» **THE PROBLEM**:
Copy out every line in the entries below that includes "text".

» **INPUT DATA**:
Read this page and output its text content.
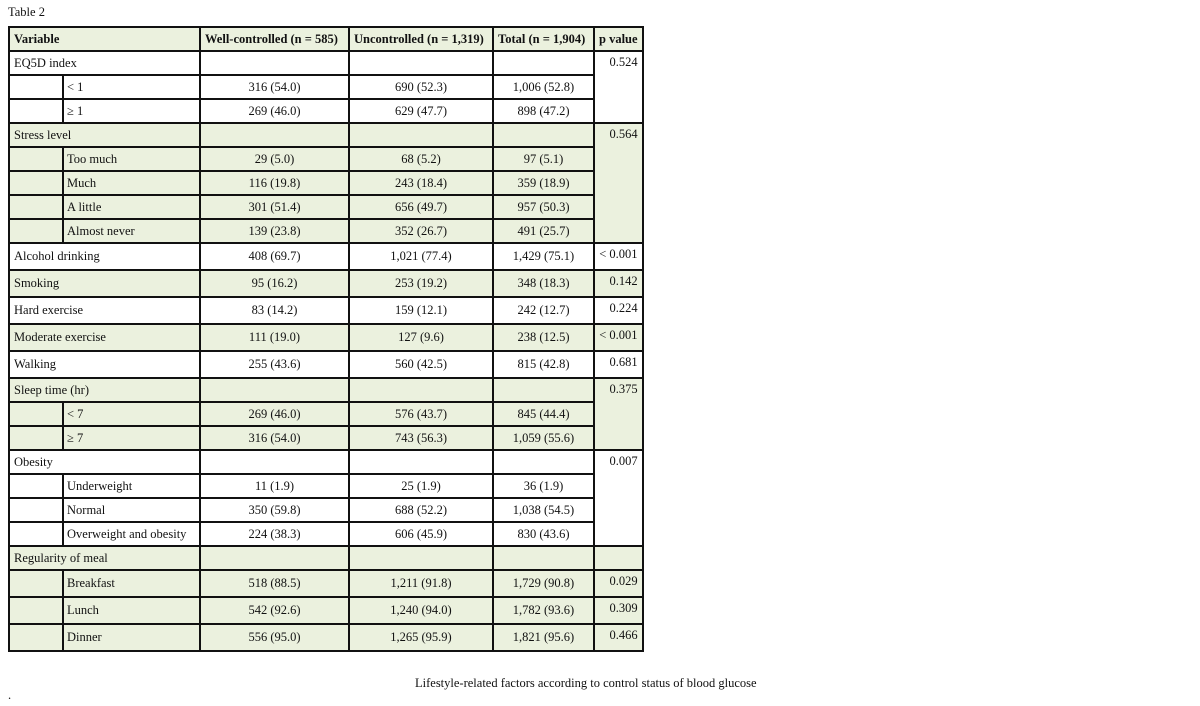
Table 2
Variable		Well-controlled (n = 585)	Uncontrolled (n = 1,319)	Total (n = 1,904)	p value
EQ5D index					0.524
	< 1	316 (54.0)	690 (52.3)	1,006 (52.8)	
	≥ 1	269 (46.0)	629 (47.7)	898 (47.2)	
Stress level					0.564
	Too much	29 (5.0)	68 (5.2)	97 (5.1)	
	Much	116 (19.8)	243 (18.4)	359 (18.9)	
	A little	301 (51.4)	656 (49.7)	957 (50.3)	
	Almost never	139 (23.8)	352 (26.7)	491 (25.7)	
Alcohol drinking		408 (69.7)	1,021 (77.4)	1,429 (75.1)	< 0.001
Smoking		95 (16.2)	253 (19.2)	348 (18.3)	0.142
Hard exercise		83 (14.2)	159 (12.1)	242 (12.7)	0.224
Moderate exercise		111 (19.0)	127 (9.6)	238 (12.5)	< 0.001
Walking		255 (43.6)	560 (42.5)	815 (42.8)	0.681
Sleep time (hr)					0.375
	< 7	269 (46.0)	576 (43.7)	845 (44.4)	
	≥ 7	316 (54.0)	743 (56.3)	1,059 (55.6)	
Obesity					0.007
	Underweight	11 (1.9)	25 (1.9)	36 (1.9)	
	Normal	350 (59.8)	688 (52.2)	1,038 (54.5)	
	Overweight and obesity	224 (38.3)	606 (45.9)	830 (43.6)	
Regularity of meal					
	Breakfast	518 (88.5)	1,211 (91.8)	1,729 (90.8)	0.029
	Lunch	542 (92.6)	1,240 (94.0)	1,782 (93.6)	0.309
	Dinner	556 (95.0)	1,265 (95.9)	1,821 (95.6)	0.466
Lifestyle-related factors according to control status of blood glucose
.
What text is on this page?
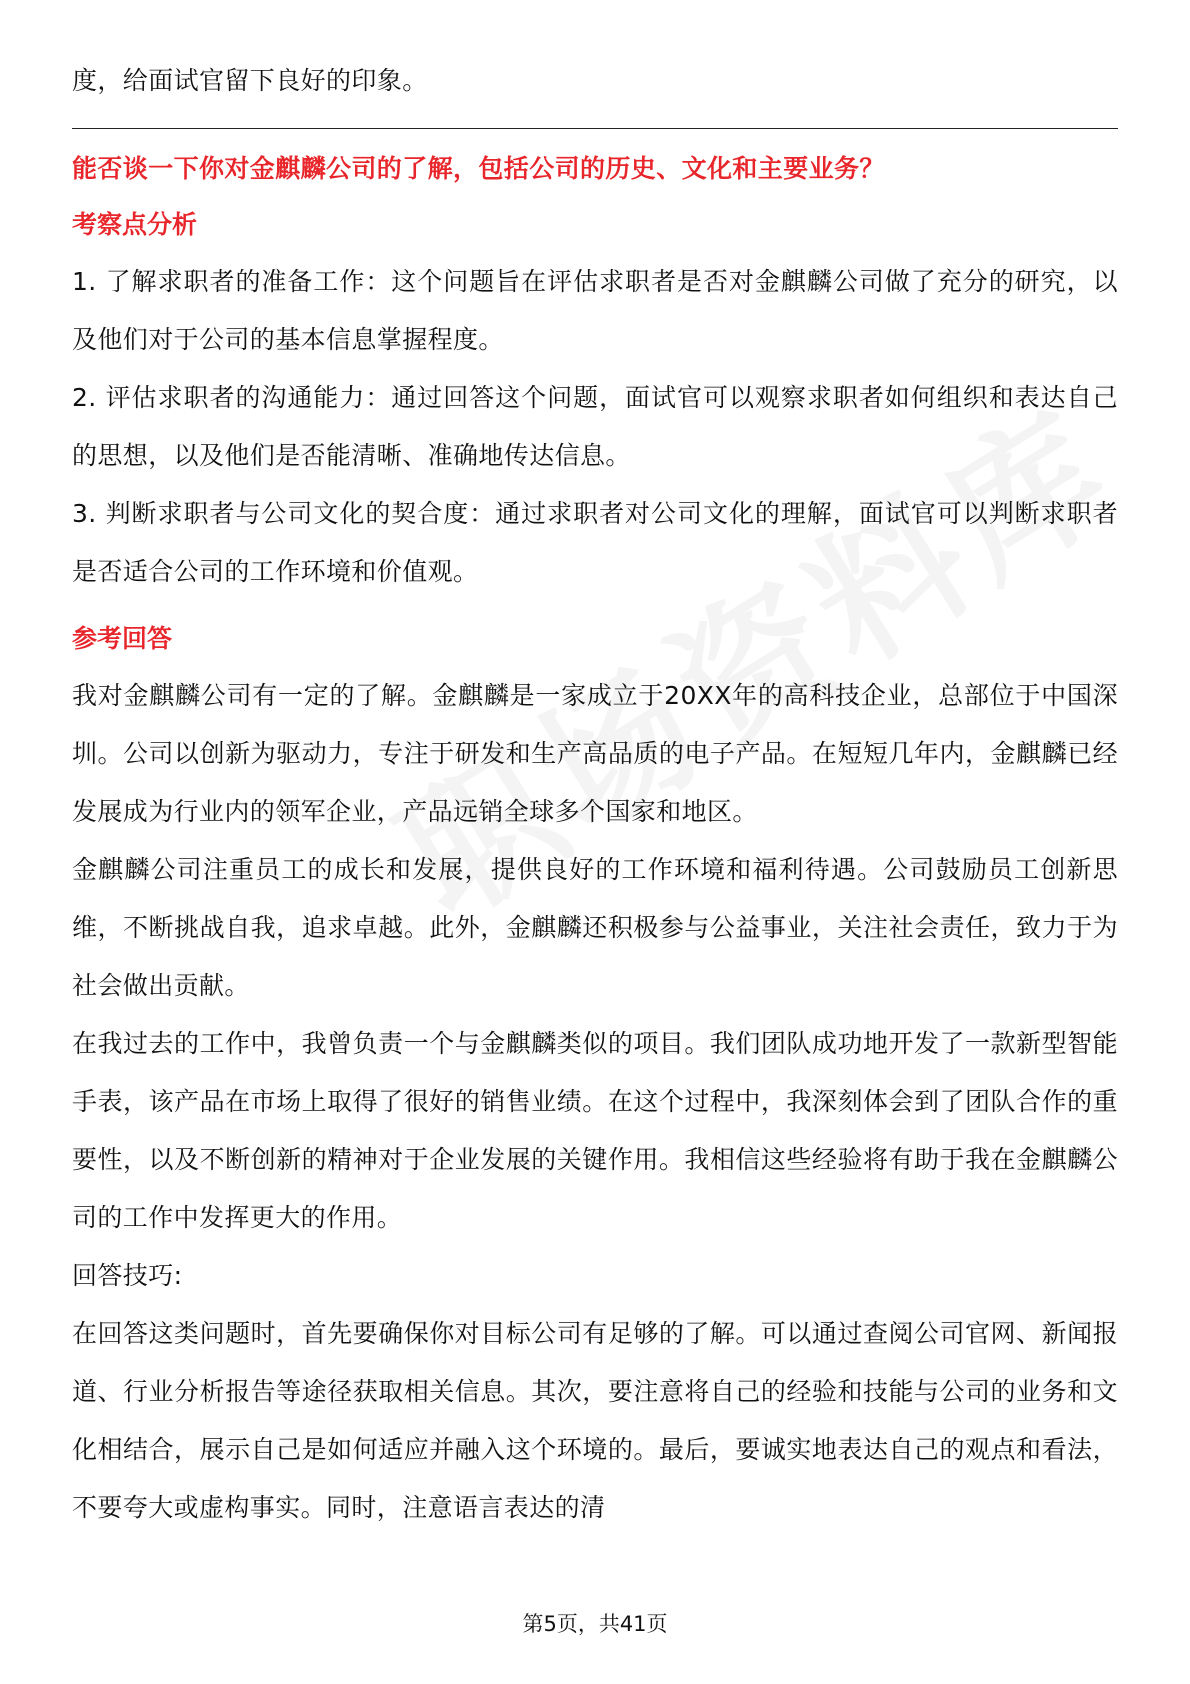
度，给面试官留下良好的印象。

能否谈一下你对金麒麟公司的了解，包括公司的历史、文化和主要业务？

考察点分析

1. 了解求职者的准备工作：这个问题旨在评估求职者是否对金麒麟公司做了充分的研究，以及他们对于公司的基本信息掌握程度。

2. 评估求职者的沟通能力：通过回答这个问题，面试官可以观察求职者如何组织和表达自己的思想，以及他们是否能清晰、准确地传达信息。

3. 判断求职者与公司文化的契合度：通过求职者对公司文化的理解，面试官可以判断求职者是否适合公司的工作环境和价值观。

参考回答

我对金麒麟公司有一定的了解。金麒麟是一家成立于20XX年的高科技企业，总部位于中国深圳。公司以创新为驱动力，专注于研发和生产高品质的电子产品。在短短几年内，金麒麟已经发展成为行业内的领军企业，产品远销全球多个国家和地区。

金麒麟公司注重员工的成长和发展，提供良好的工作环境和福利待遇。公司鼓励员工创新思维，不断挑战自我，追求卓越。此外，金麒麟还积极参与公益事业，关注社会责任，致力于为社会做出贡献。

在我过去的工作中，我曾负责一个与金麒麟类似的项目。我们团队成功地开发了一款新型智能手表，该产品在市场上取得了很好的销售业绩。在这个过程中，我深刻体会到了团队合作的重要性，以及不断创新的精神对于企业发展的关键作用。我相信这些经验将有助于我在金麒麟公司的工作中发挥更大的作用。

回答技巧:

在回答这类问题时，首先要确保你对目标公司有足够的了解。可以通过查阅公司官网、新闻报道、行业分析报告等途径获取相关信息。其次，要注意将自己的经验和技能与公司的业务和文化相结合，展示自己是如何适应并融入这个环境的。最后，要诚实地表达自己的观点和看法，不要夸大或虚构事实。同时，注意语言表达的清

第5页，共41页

==

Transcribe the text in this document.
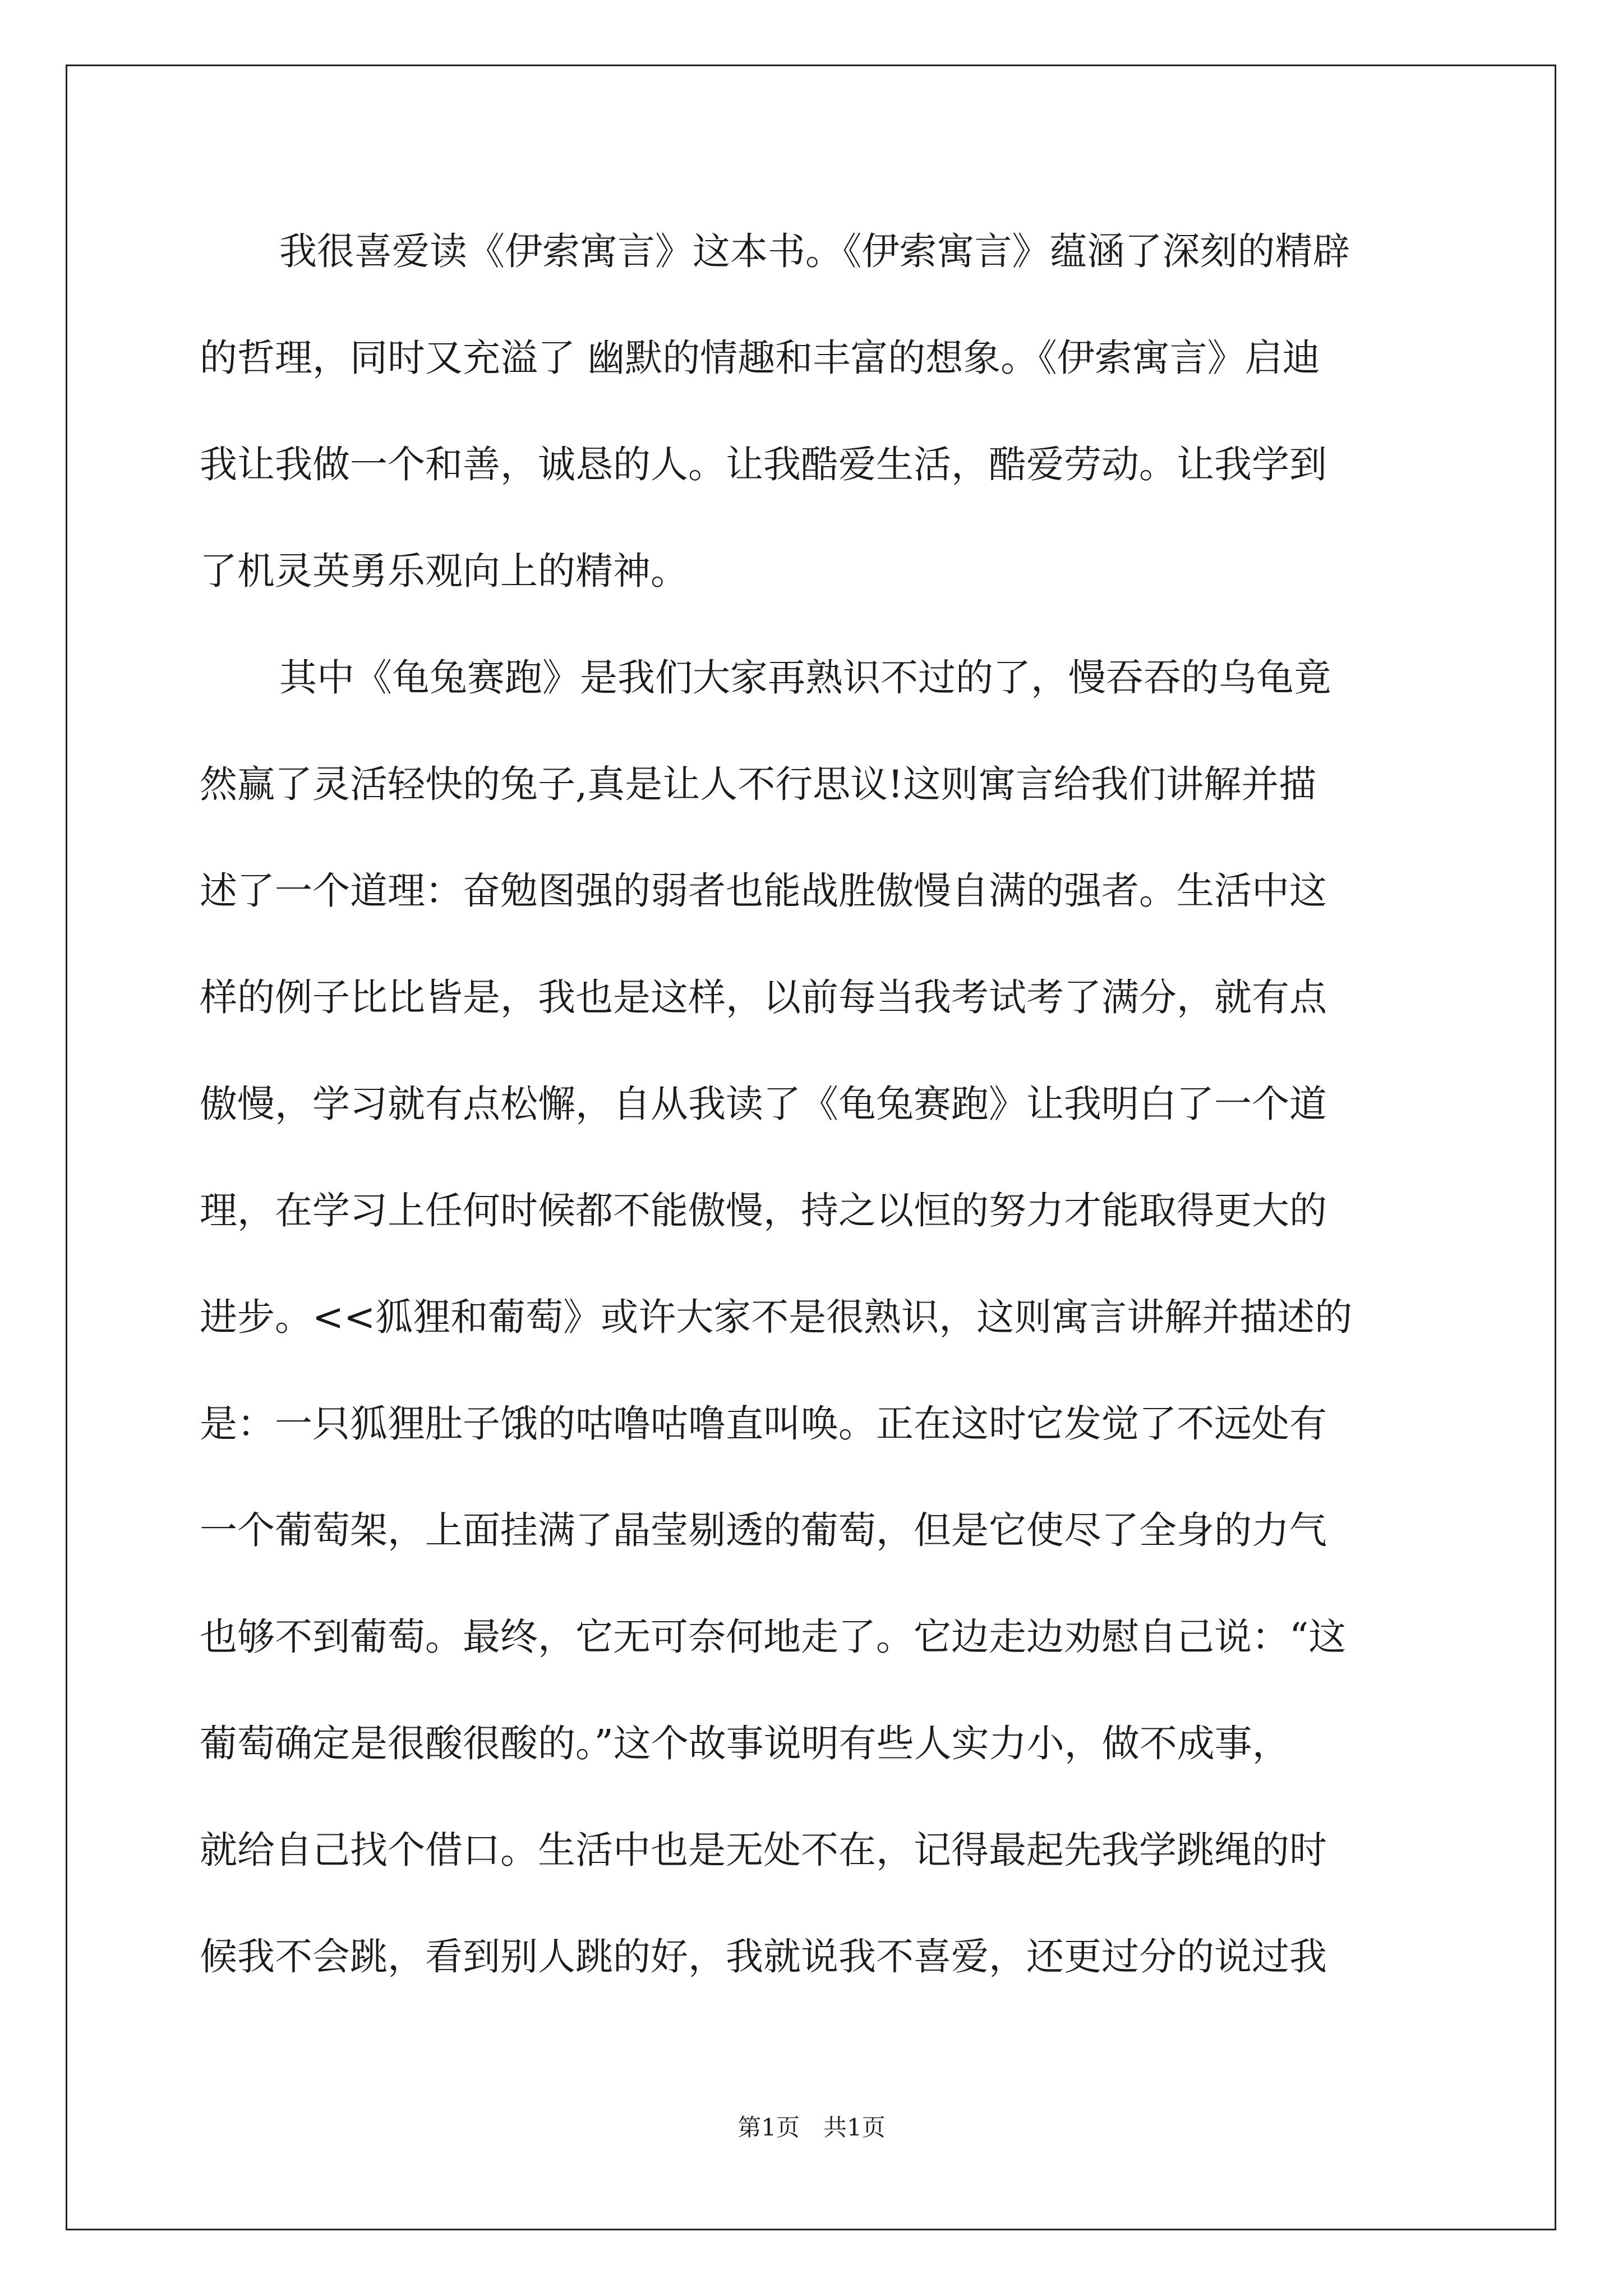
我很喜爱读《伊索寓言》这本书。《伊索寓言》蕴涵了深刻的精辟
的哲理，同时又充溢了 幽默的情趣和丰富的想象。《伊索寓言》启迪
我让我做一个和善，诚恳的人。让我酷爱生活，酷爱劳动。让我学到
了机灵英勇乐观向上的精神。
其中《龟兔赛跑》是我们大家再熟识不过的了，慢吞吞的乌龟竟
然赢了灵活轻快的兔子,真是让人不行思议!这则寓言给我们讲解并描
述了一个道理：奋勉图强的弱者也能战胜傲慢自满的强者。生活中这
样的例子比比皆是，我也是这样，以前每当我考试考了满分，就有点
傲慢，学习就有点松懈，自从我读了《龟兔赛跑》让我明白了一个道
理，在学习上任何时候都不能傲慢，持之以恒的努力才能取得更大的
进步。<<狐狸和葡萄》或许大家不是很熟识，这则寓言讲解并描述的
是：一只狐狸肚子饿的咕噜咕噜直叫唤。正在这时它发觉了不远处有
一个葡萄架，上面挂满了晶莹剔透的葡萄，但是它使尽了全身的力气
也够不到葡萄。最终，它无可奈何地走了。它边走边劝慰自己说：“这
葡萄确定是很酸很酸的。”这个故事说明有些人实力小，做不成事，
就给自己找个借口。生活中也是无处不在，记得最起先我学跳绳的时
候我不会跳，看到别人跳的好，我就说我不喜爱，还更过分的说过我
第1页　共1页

» **RESPONSE FOR THIS EXERCISE**:
Read this page and output its text content.
What text is on this page?
Transcribe the text in this document.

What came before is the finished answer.